WHAT THE TASK ASKS = Your answer should be one number: how many lines of the records hold the string "Maximum".

PROVIDED DATA =
****************

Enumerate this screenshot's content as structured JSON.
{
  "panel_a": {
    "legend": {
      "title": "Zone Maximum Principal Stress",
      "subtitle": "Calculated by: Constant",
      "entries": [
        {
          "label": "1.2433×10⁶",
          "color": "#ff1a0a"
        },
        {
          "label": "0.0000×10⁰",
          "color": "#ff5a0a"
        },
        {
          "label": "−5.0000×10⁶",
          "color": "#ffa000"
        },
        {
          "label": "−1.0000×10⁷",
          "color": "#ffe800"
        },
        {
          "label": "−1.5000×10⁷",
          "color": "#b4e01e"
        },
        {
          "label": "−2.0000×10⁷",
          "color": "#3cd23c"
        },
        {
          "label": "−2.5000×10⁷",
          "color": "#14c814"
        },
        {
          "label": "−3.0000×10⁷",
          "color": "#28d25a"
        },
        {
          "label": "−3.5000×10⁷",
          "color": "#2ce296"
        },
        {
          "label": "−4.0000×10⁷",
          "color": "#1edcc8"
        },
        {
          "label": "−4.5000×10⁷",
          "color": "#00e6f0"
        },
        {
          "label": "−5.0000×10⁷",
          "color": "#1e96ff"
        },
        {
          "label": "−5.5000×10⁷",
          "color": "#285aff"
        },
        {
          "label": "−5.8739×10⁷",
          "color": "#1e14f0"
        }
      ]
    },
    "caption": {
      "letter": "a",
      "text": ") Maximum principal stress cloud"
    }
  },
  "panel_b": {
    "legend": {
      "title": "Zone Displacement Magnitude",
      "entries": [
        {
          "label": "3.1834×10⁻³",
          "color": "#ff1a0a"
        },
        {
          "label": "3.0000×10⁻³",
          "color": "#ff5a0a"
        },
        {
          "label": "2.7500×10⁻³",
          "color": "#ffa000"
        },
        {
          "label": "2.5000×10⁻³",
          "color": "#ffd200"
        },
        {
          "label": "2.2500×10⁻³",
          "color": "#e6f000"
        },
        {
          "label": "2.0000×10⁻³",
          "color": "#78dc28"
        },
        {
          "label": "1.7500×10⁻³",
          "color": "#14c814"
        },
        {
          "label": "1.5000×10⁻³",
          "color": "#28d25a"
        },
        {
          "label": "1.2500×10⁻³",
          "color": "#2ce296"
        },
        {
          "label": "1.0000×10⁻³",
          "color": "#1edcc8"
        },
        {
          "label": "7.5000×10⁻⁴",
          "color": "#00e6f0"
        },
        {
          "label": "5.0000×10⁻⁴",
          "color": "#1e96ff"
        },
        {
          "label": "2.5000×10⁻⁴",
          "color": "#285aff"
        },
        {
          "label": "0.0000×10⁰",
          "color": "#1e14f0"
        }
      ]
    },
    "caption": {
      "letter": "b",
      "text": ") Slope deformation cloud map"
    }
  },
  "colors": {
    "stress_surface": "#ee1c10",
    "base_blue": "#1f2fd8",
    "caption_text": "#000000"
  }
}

****************

SOLUTION = 2